TASK TO COMPLETE:
Pictures do not belong in the copy, so please give every entry below again exactly.

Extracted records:
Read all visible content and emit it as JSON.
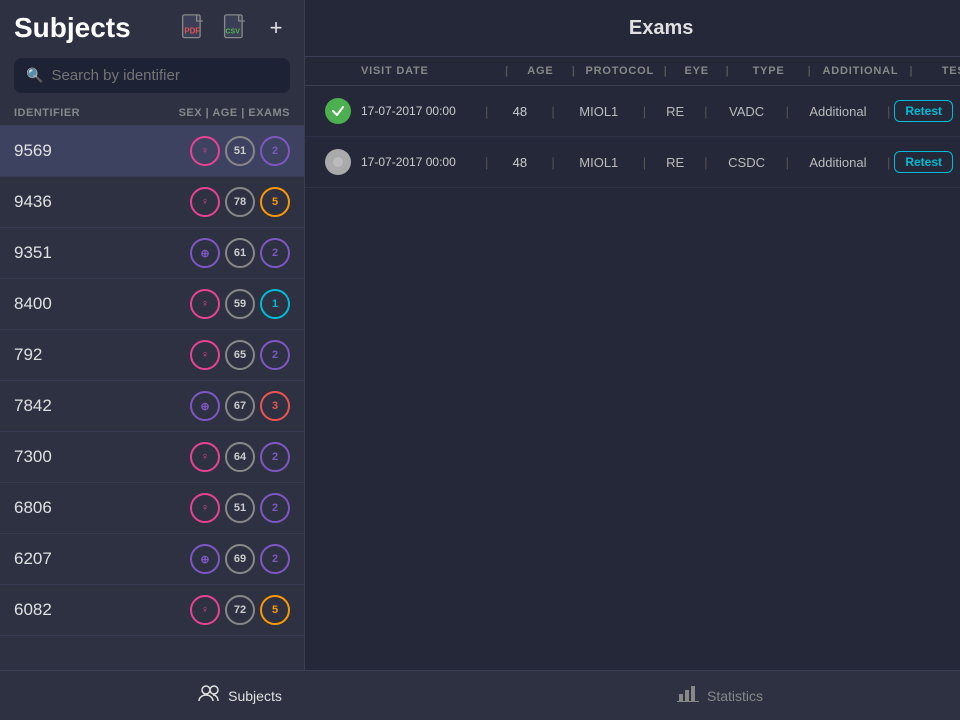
{
  "sidebar": {
    "title": "Subjects",
    "icons": [
      "doc-pdf",
      "doc-csv"
    ],
    "add_label": "+",
    "search_placeholder": "Search by identifier",
    "columns": {
      "identifier": "IDENTIFIER",
      "sex_age_exams": "SEX | AGE | EXAMS"
    },
    "subjects": [
      {
        "id": "9569",
        "sex": "female",
        "sex_symbol": "♀",
        "age": 51,
        "exams": 2,
        "exams_color": "c2",
        "active": true
      },
      {
        "id": "9436",
        "sex": "female",
        "sex_symbol": "♀",
        "age": 78,
        "exams": 5,
        "exams_color": "c5",
        "active": false
      },
      {
        "id": "9351",
        "sex": "other",
        "sex_symbol": "⊕",
        "age": 61,
        "exams": 2,
        "exams_color": "c2",
        "active": false
      },
      {
        "id": "8400",
        "sex": "female",
        "sex_symbol": "♀",
        "age": 59,
        "exams": 1,
        "exams_color": "c1",
        "active": false
      },
      {
        "id": "792",
        "sex": "female",
        "sex_symbol": "♀",
        "age": 65,
        "exams": 2,
        "exams_color": "c2",
        "active": false
      },
      {
        "id": "7842",
        "sex": "other",
        "sex_symbol": "⊕",
        "age": 67,
        "exams": 3,
        "exams_color": "c3",
        "active": false
      },
      {
        "id": "7300",
        "sex": "female",
        "sex_symbol": "♀",
        "age": 64,
        "exams": 2,
        "exams_color": "c2",
        "active": false
      },
      {
        "id": "6806",
        "sex": "female",
        "sex_symbol": "♀",
        "age": 51,
        "exams": 2,
        "exams_color": "c2",
        "active": false
      },
      {
        "id": "6207",
        "sex": "other",
        "sex_symbol": "⊕",
        "age": 69,
        "exams": 2,
        "exams_color": "c2",
        "active": false
      },
      {
        "id": "6082",
        "sex": "female",
        "sex_symbol": "♀",
        "age": 72,
        "exams": 5,
        "exams_color": "c5",
        "active": false
      }
    ]
  },
  "content": {
    "title": "Exams",
    "add_label": "+",
    "table_headers": {
      "visit_date": "VISIT DATE",
      "age": "AGE",
      "protocol": "PROTOCOL",
      "eye": "EYE",
      "type": "TYPE",
      "additional": "ADDITIONAL",
      "test": "TEST"
    },
    "exams": [
      {
        "status": "done",
        "visit_date": "17-07-2017 00:00",
        "age": 48,
        "protocol": "MIOL1",
        "eye": "RE",
        "type": "VADC",
        "additional": "Additional",
        "test_label": "Retest"
      },
      {
        "status": "pending",
        "visit_date": "17-07-2017 00:00",
        "age": 48,
        "protocol": "MIOL1",
        "eye": "RE",
        "type": "CSDC",
        "additional": "Additional",
        "test_label": "Retest"
      }
    ]
  },
  "bottom_nav": {
    "tabs": [
      {
        "id": "subjects",
        "label": "Subjects",
        "active": true
      },
      {
        "id": "statistics",
        "label": "Statistics",
        "active": false
      }
    ]
  }
}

PROBLEM SOLUTION:
Read all visible content and emit it as JSON.
{
  "sidebar": {
    "title": "Subjects",
    "icons": [
      "doc-pdf",
      "doc-csv"
    ],
    "add_label": "+",
    "search_placeholder": "Search by identifier",
    "columns": {
      "identifier": "IDENTIFIER",
      "sex_age_exams": "SEX | AGE | EXAMS"
    },
    "subjects": [
      {
        "id": "9569",
        "sex": "female",
        "sex_symbol": "♀",
        "age": 51,
        "exams": 2,
        "exams_color": "c2",
        "active": true
      },
      {
        "id": "9436",
        "sex": "female",
        "sex_symbol": "♀",
        "age": 78,
        "exams": 5,
        "exams_color": "c5",
        "active": false
      },
      {
        "id": "9351",
        "sex": "other",
        "sex_symbol": "⊕",
        "age": 61,
        "exams": 2,
        "exams_color": "c2",
        "active": false
      },
      {
        "id": "8400",
        "sex": "female",
        "sex_symbol": "♀",
        "age": 59,
        "exams": 1,
        "exams_color": "c1",
        "active": false
      },
      {
        "id": "792",
        "sex": "female",
        "sex_symbol": "♀",
        "age": 65,
        "exams": 2,
        "exams_color": "c2",
        "active": false
      },
      {
        "id": "7842",
        "sex": "other",
        "sex_symbol": "⊕",
        "age": 67,
        "exams": 3,
        "exams_color": "c3",
        "active": false
      },
      {
        "id": "7300",
        "sex": "female",
        "sex_symbol": "♀",
        "age": 64,
        "exams": 2,
        "exams_color": "c2",
        "active": false
      },
      {
        "id": "6806",
        "sex": "female",
        "sex_symbol": "♀",
        "age": 51,
        "exams": 2,
        "exams_color": "c2",
        "active": false
      },
      {
        "id": "6207",
        "sex": "other",
        "sex_symbol": "⊕",
        "age": 69,
        "exams": 2,
        "exams_color": "c2",
        "active": false
      },
      {
        "id": "6082",
        "sex": "female",
        "sex_symbol": "♀",
        "age": 72,
        "exams": 5,
        "exams_color": "c5",
        "active": false
      }
    ]
  },
  "content": {
    "title": "Exams",
    "add_label": "+",
    "table_headers": {
      "visit_date": "VISIT DATE",
      "age": "AGE",
      "protocol": "PROTOCOL",
      "eye": "EYE",
      "type": "TYPE",
      "additional": "ADDITIONAL",
      "test": "TEST"
    },
    "exams": [
      {
        "status": "done",
        "visit_date": "17-07-2017 00:00",
        "age": 48,
        "protocol": "MIOL1",
        "eye": "RE",
        "type": "VADC",
        "additional": "Additional",
        "test_label": "Retest"
      },
      {
        "status": "pending",
        "visit_date": "17-07-2017 00:00",
        "age": 48,
        "protocol": "MIOL1",
        "eye": "RE",
        "type": "CSDC",
        "additional": "Additional",
        "test_label": "Retest"
      }
    ]
  },
  "bottom_nav": {
    "tabs": [
      {
        "id": "subjects",
        "label": "Subjects",
        "active": true
      },
      {
        "id": "statistics",
        "label": "Statistics",
        "active": false
      }
    ]
  }
}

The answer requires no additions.